Exercise:
Print the listing that follows, character for character.

Data records:
....
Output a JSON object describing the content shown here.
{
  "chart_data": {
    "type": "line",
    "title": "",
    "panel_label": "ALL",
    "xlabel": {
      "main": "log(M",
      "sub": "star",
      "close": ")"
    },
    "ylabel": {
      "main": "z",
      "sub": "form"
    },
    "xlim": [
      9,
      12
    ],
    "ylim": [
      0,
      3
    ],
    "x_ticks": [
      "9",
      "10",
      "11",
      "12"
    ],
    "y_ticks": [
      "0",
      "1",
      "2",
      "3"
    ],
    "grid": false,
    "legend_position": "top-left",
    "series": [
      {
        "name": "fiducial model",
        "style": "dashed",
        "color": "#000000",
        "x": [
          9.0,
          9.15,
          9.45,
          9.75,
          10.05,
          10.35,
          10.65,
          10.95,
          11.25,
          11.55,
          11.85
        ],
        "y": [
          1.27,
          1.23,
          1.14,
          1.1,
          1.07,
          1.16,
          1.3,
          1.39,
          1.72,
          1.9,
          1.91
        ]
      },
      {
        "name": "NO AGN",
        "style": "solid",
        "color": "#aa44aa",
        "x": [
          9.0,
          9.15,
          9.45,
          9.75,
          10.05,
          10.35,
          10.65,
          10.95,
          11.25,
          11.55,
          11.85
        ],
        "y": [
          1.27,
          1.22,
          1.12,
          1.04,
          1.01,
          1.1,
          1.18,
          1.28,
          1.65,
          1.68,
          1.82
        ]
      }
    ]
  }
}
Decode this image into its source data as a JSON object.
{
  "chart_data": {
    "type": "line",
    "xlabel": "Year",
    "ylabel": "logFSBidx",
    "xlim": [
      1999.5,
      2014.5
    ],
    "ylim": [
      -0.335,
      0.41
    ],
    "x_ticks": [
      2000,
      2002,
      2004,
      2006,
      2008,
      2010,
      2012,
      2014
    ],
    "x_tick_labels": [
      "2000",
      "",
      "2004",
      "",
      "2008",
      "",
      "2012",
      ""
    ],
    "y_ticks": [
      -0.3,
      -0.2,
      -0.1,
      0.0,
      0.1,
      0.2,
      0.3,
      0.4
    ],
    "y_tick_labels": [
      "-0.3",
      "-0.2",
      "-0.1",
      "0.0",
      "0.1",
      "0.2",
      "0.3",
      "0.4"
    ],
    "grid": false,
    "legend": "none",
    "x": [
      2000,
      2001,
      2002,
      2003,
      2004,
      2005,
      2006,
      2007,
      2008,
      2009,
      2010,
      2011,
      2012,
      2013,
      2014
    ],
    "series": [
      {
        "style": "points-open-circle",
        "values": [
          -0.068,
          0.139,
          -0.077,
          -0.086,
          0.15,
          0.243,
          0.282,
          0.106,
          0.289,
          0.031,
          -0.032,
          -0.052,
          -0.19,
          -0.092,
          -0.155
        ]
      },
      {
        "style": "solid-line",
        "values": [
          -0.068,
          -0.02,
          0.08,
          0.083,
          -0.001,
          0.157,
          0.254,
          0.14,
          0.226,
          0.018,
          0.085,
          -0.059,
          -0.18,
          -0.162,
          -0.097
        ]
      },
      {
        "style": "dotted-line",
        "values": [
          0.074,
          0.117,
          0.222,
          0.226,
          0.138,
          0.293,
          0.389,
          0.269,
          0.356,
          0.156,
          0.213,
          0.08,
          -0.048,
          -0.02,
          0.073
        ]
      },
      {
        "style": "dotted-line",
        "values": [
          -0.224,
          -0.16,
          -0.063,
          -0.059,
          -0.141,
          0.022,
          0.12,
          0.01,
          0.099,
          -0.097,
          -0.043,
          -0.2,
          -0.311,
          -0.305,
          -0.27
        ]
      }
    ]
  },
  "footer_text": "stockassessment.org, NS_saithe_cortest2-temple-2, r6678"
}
....
Exercise answer:
Output a JSON object describing the content shown here.
{
  "chart_data": {
    "type": "line",
    "title": "",
    "panel_label": "ALL",
    "xlabel": {
      "main": "log(M",
      "sub": "star",
      "close": ")"
    },
    "ylabel": {
      "main": "z",
      "sub": "form"
    },
    "xlim": [
      9,
      12
    ],
    "ylim": [
      0,
      3
    ],
    "x_ticks": [
      "9",
      "10",
      "11",
      "12"
    ],
    "y_ticks": [
      "0",
      "1",
      "2",
      "3"
    ],
    "grid": false,
    "legend_position": "top-left",
    "series": [
      {
        "name": "fiducial model",
        "style": "dashed",
        "color": "#000000",
        "x": [
          9.0,
          9.15,
          9.45,
          9.75,
          10.05,
          10.35,
          10.65,
          10.95,
          11.25,
          11.55,
          11.85
        ],
        "y": [
          1.27,
          1.23,
          1.14,
          1.1,
          1.07,
          1.16,
          1.3,
          1.39,
          1.72,
          1.9,
          1.91
        ]
      },
      {
        "name": "NO AGN",
        "style": "solid",
        "color": "#aa44aa",
        "x": [
          9.0,
          9.15,
          9.45,
          9.75,
          10.05,
          10.35,
          10.65,
          10.95,
          11.25,
          11.55,
          11.85
        ],
        "y": [
          1.27,
          1.22,
          1.12,
          1.04,
          1.01,
          1.1,
          1.18,
          1.28,
          1.65,
          1.68,
          1.82
        ]
      }
    ]
  }
}
Decode this image into its source data as a JSON object.
{
  "chart_data": {
    "type": "line",
    "xlabel": "Year",
    "ylabel": "logFSBidx",
    "xlim": [
      1999.5,
      2014.5
    ],
    "ylim": [
      -0.335,
      0.41
    ],
    "x_ticks": [
      2000,
      2002,
      2004,
      2006,
      2008,
      2010,
      2012,
      2014
    ],
    "x_tick_labels": [
      "2000",
      "",
      "2004",
      "",
      "2008",
      "",
      "2012",
      ""
    ],
    "y_ticks": [
      -0.3,
      -0.2,
      -0.1,
      0.0,
      0.1,
      0.2,
      0.3,
      0.4
    ],
    "y_tick_labels": [
      "-0.3",
      "-0.2",
      "-0.1",
      "0.0",
      "0.1",
      "0.2",
      "0.3",
      "0.4"
    ],
    "grid": false,
    "legend": "none",
    "x": [
      2000,
      2001,
      2002,
      2003,
      2004,
      2005,
      2006,
      2007,
      2008,
      2009,
      2010,
      2011,
      2012,
      2013,
      2014
    ],
    "series": [
      {
        "style": "points-open-circle",
        "values": [
          -0.068,
          0.139,
          -0.077,
          -0.086,
          0.15,
          0.243,
          0.282,
          0.106,
          0.289,
          0.031,
          -0.032,
          -0.052,
          -0.19,
          -0.092,
          -0.155
        ]
      },
      {
        "style": "solid-line",
        "values": [
          -0.068,
          -0.02,
          0.08,
          0.083,
          -0.001,
          0.157,
          0.254,
          0.14,
          0.226,
          0.018,
          0.085,
          -0.059,
          -0.18,
          -0.162,
          -0.097
        ]
      },
      {
        "style": "dotted-line",
        "values": [
          0.074,
          0.117,
          0.222,
          0.226,
          0.138,
          0.293,
          0.389,
          0.269,
          0.356,
          0.156,
          0.213,
          0.08,
          -0.048,
          -0.02,
          0.073
        ]
      },
      {
        "style": "dotted-line",
        "values": [
          -0.224,
          -0.16,
          -0.063,
          -0.059,
          -0.141,
          0.022,
          0.12,
          0.01,
          0.099,
          -0.097,
          -0.043,
          -0.2,
          -0.311,
          -0.305,
          -0.27
        ]
      }
    ]
  },
  "footer_text": "stockassessment.org, NS_saithe_cortest2-temple-2, r6678"
}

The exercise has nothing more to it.